Dataset records:
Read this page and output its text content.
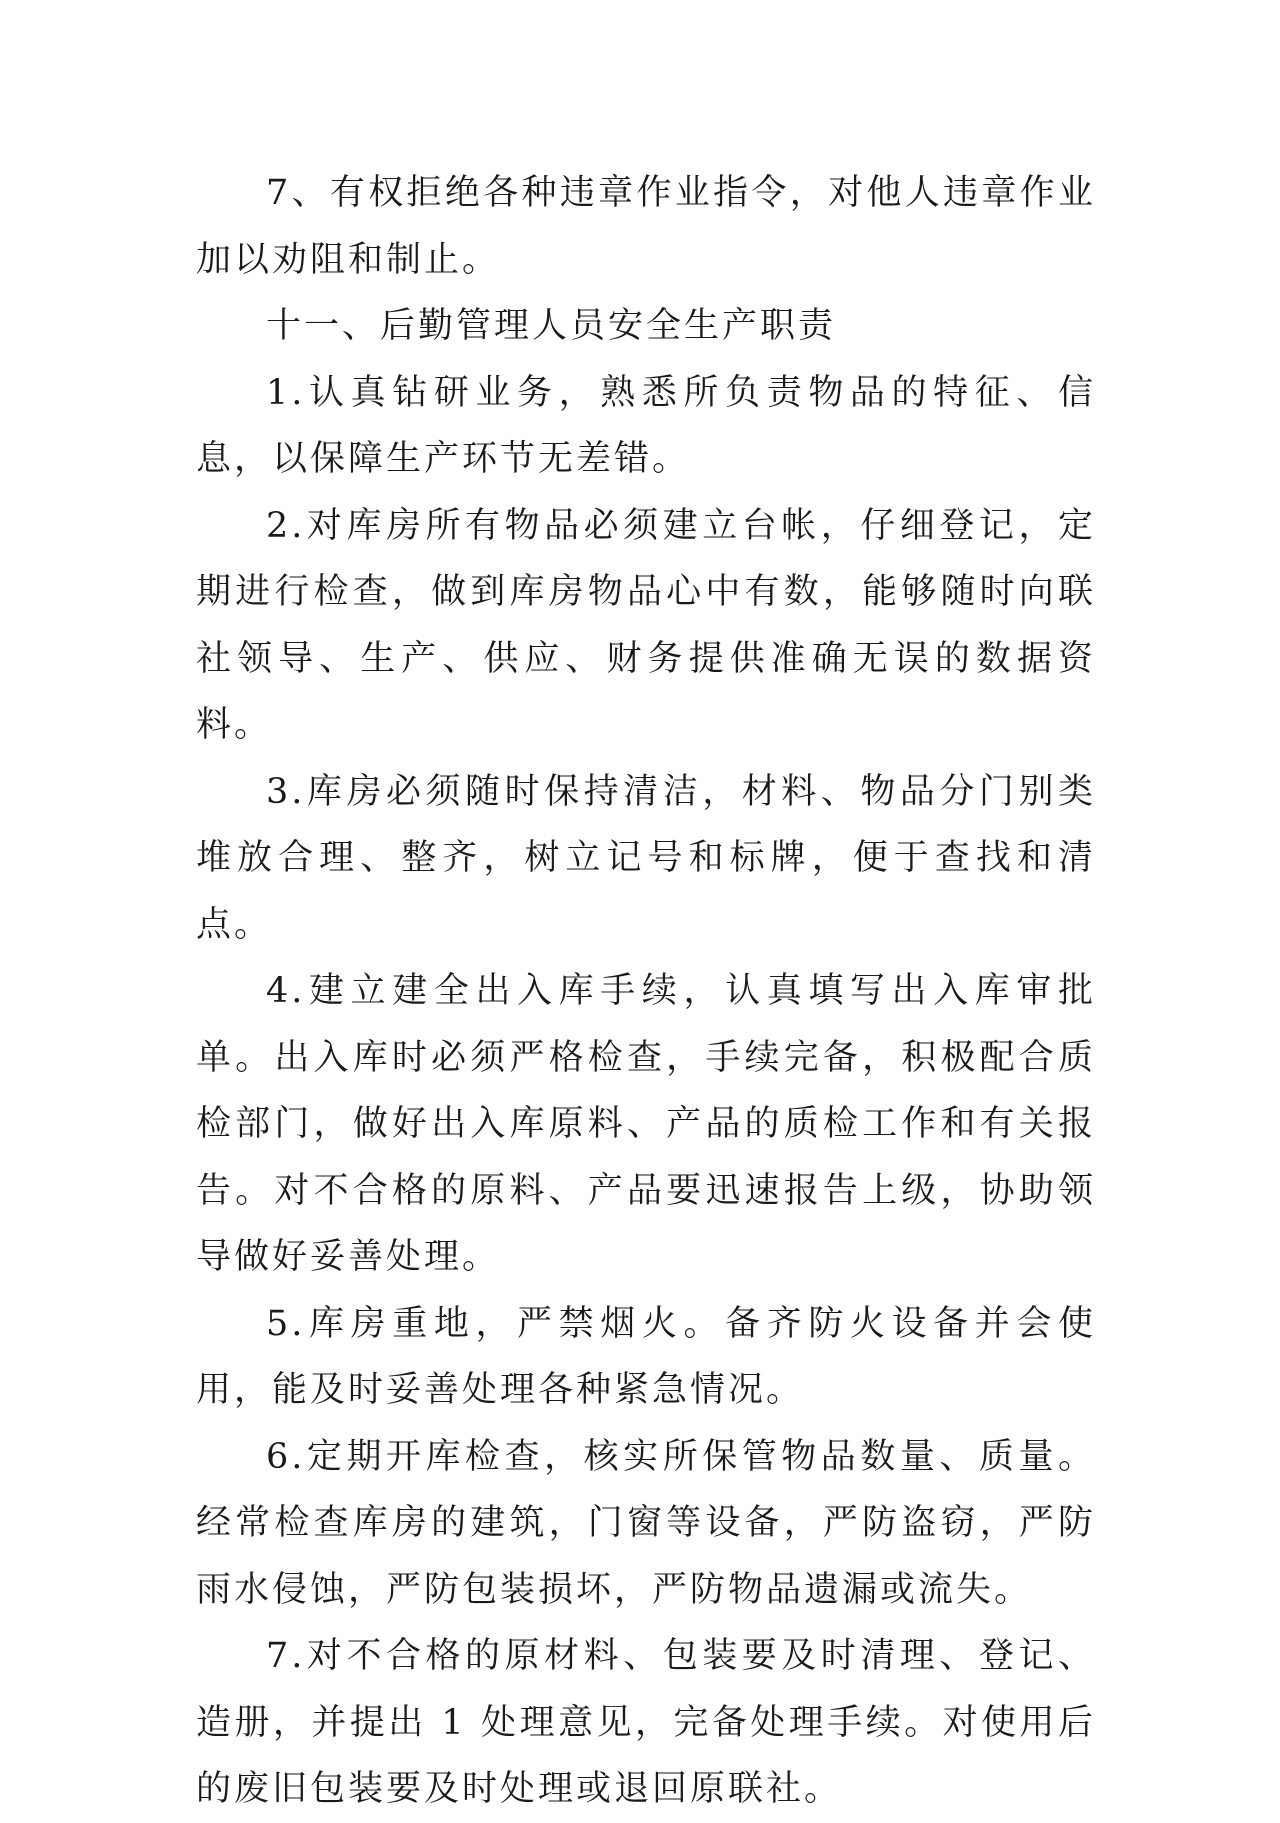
7、有权拒绝各种违章作业指令，对他人违章作业加以劝阻和制止。

十一、后勤管理人员安全生产职责

1.认真钻研业务，熟悉所负责物品的特征、信息，以保障生产环节无差错。

2.对库房所有物品必须建立台帐，仔细登记，定期进行检查，做到库房物品心中有数，能够随时向联社领导、生产、供应、财务提供准确无误的数据资料。

3.库房必须随时保持清洁，材料、物品分门别类堆放合理、整齐，树立记号和标牌，便于查找和清点。

4.建立建全出入库手续，认真填写出入库审批单。出入库时必须严格检查，手续完备，积极配合质检部门，做好出入库原料、产品的质检工作和有关报告。对不合格的原料、产品要迅速报告上级，协助领导做好妥善处理。

5.库房重地，严禁烟火。备齐防火设备并会使用，能及时妥善处理各种紧急情况。

6.定期开库检查，核实所保管物品数量、质量。经常检查库房的建筑，门窗等设备，严防盗窃，严防雨水侵蚀，严防包装损坏，严防物品遗漏或流失。

7.对不合格的原材料、包装要及时清理、登记、造册，并提出 1 处理意见，完备处理手续。对使用后的废旧包装要及时处理或退回原联社。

Task brief: Every line of the data should be copied as it stands, without the images.

Answer to the problem:
Read this page and output its text content.
7、有权拒绝各种违章作业指令，对他人违章作业加以劝阻和制止。

十一、后勤管理人员安全生产职责

1.认真钻研业务，熟悉所负责物品的特征、信息，以保障生产环节无差错。

2.对库房所有物品必须建立台帐，仔细登记，定期进行检查，做到库房物品心中有数，能够随时向联社领导、生产、供应、财务提供准确无误的数据资料。

3.库房必须随时保持清洁，材料、物品分门别类堆放合理、整齐，树立记号和标牌，便于查找和清点。

4.建立建全出入库手续，认真填写出入库审批单。出入库时必须严格检查，手续完备，积极配合质检部门，做好出入库原料、产品的质检工作和有关报告。对不合格的原料、产品要迅速报告上级，协助领导做好妥善处理。

5.库房重地，严禁烟火。备齐防火设备并会使用，能及时妥善处理各种紧急情况。

6.定期开库检查，核实所保管物品数量、质量。经常检查库房的建筑，门窗等设备，严防盗窃，严防雨水侵蚀，严防包装损坏，严防物品遗漏或流失。

7.对不合格的原材料、包装要及时清理、登记、造册，并提出 1 处理意见，完备处理手续。对使用后的废旧包装要及时处理或退回原联社。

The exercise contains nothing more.